> LISTED ENTRIES:
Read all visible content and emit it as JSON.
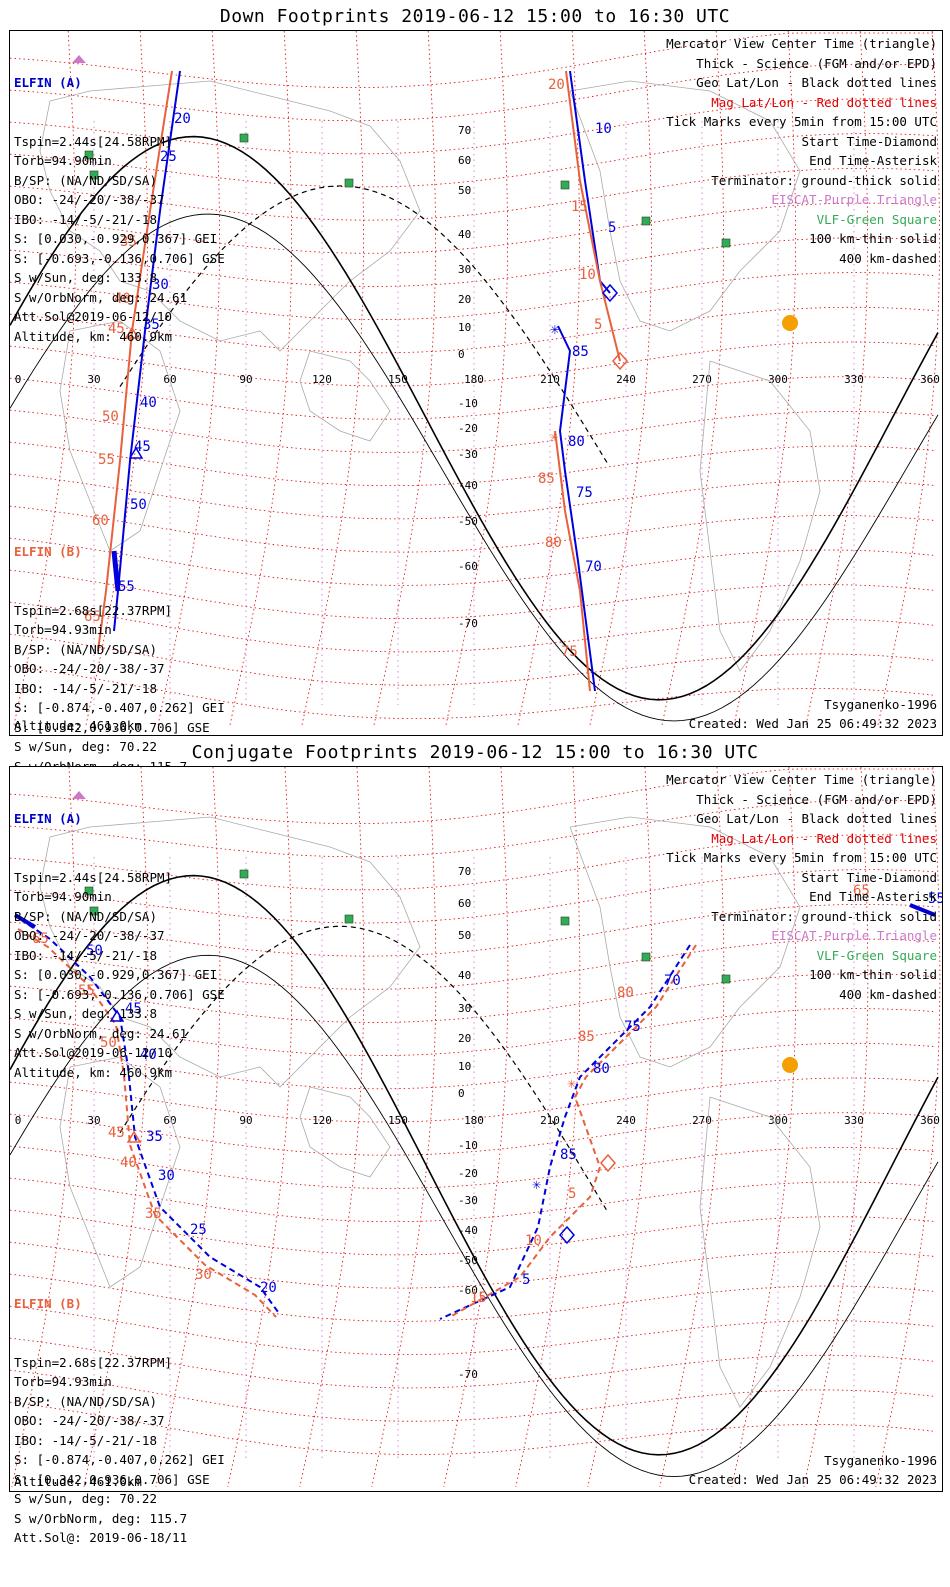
{
  "panels": [
    {
      "title": "Down Footprints 2019-06-12 15:00 to 16:30 UTC",
      "elfin_a": {
        "header": "ELFIN (A)",
        "lines": [
          "Tspin=2.44s[24.58RPM]",
          "Torb=94.90min",
          "B/SP: (NA/ND/SD/SA)",
          "OBO: -24/-20/-38/-37",
          "IBO: -14/-5/-21/-18",
          "S: [0.030,-0.929,0.367] GEI",
          "S: [-0.693,-0.136,0.706] GSE",
          "S w/Sun, deg: 133.8",
          "S w/OrbNorm, deg: 24.61",
          "Att.Sol@2019-06-12/10",
          "Altitude, km: 460.9km"
        ]
      },
      "elfin_b": {
        "header": "ELFIN (B)",
        "lines": [
          "Tspin=2.68s[22.37RPM]",
          "Torb=94.93min",
          "B/SP: (NA/ND/SD/SA)",
          "OBO: -24/-20/-38/-37",
          "IBO: -14/-5/-21/-18",
          "S: [-0.874,-0.407,0.262] GEI",
          "S: [0.342,0.936,0.706] GSE",
          "S w/Sun, deg: 70.22",
          "S w/OrbNorm, deg: 115.7",
          "Att.Sol@: 2019-06-18/11"
        ],
        "altitude": "Altitude: 461.0km"
      }
    },
    {
      "title": "Conjugate Footprints 2019-06-12 15:00 to 16:30 UTC",
      "elfin_a": {
        "header": "ELFIN (A)",
        "lines": [
          "Tspin=2.44s[24.58RPM]",
          "Torb=94.90min",
          "B/SP: (NA/ND/SD/SA)",
          "OBO: -24/-20/-38/-37",
          "IBO: -14/-5/-21/-18",
          "S: [0.030,-0.929,0.367] GEI",
          "S: [-0.693,-0.136,0.706] GSE",
          "S w/Sun, deg: 133.8",
          "S w/OrbNorm, deg: 24.61",
          "Att.Sol@2019-06-12/10",
          "Altitude, km: 460.9km"
        ]
      },
      "elfin_b": {
        "header": "ELFIN (B)",
        "lines": [
          "Tspin=2.68s[22.37RPM]",
          "Torb=94.93min",
          "B/SP: (NA/ND/SD/SA)",
          "OBO: -24/-20/-38/-37",
          "IBO: -14/-5/-21/-18",
          "S: [-0.874,-0.407,0.262] GEI",
          "S: [0.342,0.936,0.706] GSE",
          "S w/Sun, deg: 70.22",
          "S w/OrbNorm, deg: 115.7",
          "Att.Sol@: 2019-06-18/11"
        ],
        "altitude": "Altitude: 461.0km"
      }
    }
  ],
  "legend": [
    {
      "text": "Mercator View Center Time (triangle)",
      "color": "#000000"
    },
    {
      "text": "Thick - Science (FGM and/or EPD)",
      "color": "#000000"
    },
    {
      "text": "Geo Lat/Lon - Black dotted lines",
      "color": "#000000"
    },
    {
      "text": "Mag Lat/Lon - Red dotted lines",
      "color": "#e00000"
    },
    {
      "text": "Tick Marks every 5min from 15:00 UTC",
      "color": "#000000"
    },
    {
      "text": "Start Time-Diamond",
      "color": "#000000"
    },
    {
      "text": "End Time-Asterisk",
      "color": "#000000"
    },
    {
      "text": "Terminator: ground-thick solid",
      "color": "#000000"
    },
    {
      "text": "EISCAT-Purple Triangle",
      "color": "#cc77cc"
    },
    {
      "text": "VLF-Green Square",
      "color": "#33aa55"
    },
    {
      "text": "100 km-thin solid",
      "color": "#000000"
    },
    {
      "text": "400 km-dashed",
      "color": "#000000"
    }
  ],
  "model": "Tsyganenko-1996",
  "created": "Created: Wed Jan 25 06:49:32 2023",
  "map_axes": {
    "lon_labels": [
      "0",
      "30",
      "60",
      "90",
      "120",
      "150",
      "180",
      "210",
      "240",
      "270",
      "300",
      "330",
      "360"
    ],
    "lat_labels": [
      "70",
      "60",
      "50",
      "40",
      "30",
      "20",
      "10",
      "0",
      "-10",
      "-20",
      "-30",
      "-40",
      "-50",
      "-60",
      "-70"
    ]
  },
  "colors": {
    "elfin_a": "#0000dd",
    "elfin_b": "#e8603c",
    "mag_grid": "#dd0000",
    "geo_grid": "#cc66cc",
    "station": "#33aa55",
    "sun": "#f5a000"
  },
  "down_track_labels": {
    "a_west": [
      "20",
      "25",
      "30",
      "35",
      "40",
      "45",
      "50",
      "55"
    ],
    "b_west": [
      "35",
      "40",
      "45",
      "50",
      "55",
      "60",
      "65"
    ],
    "a_east": [
      "10",
      "5",
      "85",
      "80",
      "75",
      "70"
    ],
    "b_east": [
      "20",
      "15",
      "10",
      "5",
      "85",
      "80",
      "75"
    ]
  },
  "conj_track_labels": {
    "a_west": [
      "55",
      "50",
      "45",
      "40",
      "35",
      "30",
      "25",
      "20"
    ],
    "b_west": [
      "65",
      "55",
      "50",
      "45",
      "40",
      "35",
      "30"
    ],
    "a_east": [
      "70",
      "75",
      "80",
      "85",
      "5"
    ],
    "b_east": [
      "65",
      "80",
      "85",
      "5",
      "10",
      "15"
    ]
  }
}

> TASK STATEMENT:
Pick out every line with the string "Footprints" and copy it.

> CORRECT ANSWER:
      "title": "Down Footprints 2019-06-12 15:00 to 16:30 UTC",
      "title": "Conjugate Footprints 2019-06-12 15:00 to 16:30 UTC",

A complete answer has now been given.